— Tareas a realizar —
• a. Del texto sobre la etapa de Palermo a San Vito Lo Capo, reproduce el tramo que comienza en las palabras "Palermo → San" y termina tras "es prueba suficiente.", sustituyendo "estribor" por "babor".
• b. Retoma el texto sobre la etapa de Palermo a San Vito Lo Capo y prosigue su redacción a partir de la última oración.

— Texto proporcionado —
↓↓↓

Palermo → San Vito Lo Capo
La primera etapa desde Palermo es lo bastante larga para ir haciendo tripulación sin castigar a nadie. Treinta y dos millas al oeste, casi todo a un través si el noroeste habitual entra a media mañana. La reserva del Zingaro va quedando por estribor, siete kilómetros de caliza sin urbanizar y sin fondeadero legal dentro de sus límites, así que se admira y se sigue. Al final espera San Vito Lo Capo, con su puerto metido bajo el Monte Monaco. La playa del pueblo es de arena blanca de verdad, algo raro en este tramo donde casi siempre se nada desde la roca. Solemos amarrar a media tarde, pasear el frente marítimo y buscar un cuscús alla trapanese en alguna trattoria del muelle. En San Vito se toman el cuscús muy en serio; el festival de septiembre es prueba suficiente.

↑↑↑

Registros de una fuente de datos:
↓↓↓

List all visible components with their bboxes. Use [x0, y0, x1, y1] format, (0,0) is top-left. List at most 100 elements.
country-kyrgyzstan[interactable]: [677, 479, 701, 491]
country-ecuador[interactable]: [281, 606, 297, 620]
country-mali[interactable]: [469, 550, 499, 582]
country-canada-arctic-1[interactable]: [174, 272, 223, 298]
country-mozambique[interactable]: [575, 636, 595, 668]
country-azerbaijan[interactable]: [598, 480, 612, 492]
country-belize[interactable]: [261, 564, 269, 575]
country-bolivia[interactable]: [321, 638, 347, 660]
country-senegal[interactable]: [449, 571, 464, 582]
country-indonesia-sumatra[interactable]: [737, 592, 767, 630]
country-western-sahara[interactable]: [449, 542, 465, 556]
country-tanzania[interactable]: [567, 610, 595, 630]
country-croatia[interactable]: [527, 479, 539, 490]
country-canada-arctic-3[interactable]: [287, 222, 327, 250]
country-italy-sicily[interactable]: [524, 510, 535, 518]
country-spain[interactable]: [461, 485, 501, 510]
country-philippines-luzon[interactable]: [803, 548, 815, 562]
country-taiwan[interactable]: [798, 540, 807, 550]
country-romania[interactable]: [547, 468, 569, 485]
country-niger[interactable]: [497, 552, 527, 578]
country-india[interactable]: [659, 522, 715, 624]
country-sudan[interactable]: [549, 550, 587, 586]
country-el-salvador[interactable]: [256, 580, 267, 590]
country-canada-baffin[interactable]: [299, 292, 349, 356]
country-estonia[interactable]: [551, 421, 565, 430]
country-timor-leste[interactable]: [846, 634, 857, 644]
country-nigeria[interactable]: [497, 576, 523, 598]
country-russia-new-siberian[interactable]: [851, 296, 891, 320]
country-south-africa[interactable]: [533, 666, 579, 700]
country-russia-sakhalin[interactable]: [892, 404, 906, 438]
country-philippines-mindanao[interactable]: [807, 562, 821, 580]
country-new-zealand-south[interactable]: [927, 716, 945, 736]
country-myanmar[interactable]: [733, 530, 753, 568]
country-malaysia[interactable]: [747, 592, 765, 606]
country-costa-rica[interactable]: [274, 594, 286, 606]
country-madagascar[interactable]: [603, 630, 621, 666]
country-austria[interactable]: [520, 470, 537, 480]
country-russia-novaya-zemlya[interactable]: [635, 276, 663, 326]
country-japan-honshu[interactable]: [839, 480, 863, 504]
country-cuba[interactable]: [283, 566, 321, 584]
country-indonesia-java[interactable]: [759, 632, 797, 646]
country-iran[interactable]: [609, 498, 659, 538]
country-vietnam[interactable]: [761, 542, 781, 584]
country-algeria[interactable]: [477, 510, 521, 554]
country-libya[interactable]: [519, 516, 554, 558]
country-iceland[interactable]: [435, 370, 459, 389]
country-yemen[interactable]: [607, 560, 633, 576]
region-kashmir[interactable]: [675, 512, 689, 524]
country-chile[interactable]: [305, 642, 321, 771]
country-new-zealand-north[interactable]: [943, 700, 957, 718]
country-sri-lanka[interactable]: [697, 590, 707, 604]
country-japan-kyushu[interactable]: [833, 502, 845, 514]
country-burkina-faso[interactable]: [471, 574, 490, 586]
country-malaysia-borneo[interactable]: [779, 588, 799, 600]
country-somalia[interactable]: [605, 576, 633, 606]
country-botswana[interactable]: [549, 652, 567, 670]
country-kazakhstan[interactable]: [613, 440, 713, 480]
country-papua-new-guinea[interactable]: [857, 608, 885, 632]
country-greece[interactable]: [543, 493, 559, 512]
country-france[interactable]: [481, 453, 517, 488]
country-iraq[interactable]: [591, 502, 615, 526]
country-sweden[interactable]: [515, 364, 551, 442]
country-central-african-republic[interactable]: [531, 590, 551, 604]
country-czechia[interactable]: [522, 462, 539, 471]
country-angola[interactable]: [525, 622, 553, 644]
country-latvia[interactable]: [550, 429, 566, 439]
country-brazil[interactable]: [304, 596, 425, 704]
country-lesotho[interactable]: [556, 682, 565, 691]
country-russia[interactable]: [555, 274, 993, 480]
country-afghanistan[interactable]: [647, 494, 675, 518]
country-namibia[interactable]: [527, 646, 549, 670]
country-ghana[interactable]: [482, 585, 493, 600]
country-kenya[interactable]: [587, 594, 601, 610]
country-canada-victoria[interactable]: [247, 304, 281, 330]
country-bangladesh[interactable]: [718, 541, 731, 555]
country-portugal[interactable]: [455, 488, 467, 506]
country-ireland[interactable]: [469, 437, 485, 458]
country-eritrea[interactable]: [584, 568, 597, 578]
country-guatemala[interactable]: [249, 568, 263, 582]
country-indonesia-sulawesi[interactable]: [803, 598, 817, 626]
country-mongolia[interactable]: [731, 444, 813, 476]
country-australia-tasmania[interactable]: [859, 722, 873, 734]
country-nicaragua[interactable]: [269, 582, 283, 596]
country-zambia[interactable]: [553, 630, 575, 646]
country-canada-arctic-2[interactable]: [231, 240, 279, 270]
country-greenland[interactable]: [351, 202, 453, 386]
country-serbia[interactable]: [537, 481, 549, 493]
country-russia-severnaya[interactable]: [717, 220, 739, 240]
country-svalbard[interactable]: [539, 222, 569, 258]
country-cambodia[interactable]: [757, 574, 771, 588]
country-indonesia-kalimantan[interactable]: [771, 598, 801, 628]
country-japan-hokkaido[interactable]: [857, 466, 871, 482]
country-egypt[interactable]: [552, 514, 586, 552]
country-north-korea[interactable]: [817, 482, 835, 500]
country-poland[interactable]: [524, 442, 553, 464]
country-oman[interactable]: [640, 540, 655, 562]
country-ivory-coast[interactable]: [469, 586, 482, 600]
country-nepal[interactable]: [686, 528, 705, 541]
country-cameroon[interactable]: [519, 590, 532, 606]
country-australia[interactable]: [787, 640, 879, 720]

↑↑↑

— Respuestas —
• a.
Palermo → San Vito Lo Capo
La primera etapa desde Palermo es lo bastante larga para ir haciendo tripulación sin castigar a nadie. Treinta y dos millas al oeste, casi todo a un través si el noroeste habitual entra a media mañana. La reserva del Zingaro va quedando por babor, siete kilómetros de caliza sin urbanizar y sin fondeadero legal dentro de sus límites, así que se admira y se sigue. Al final espera San Vito Lo Capo, con su puerto metido bajo el Monte Monaco. La playa del pueblo es de arena blanca de verdad, algo raro en este tramo donde casi siempre se nada desde la roca. Solemos amarrar a media tarde, pasear el frente marítimo y buscar un cuscús alla trapanese en alguna trattoria del muelle. En San Vito se toman el cuscús muy en serio; el festival de septiembre es prueba suficiente.

• b.
Qué hacer
Bañarse en la media luna de arena blanca de San Vito
Recorrer el sendero costero de la reserva del Zingaro
Cuscús alla trapanese en el muelle
Puesta de sol tras el Monte Monaco
Consejo de amarre
El puertecito de San Vito te da amarre de popa por unos €60–100 la noche y abriga bien del norte. Si está lleno, larga el ancla en la bahía justo por fuera, sobre arena en 5–7 metros.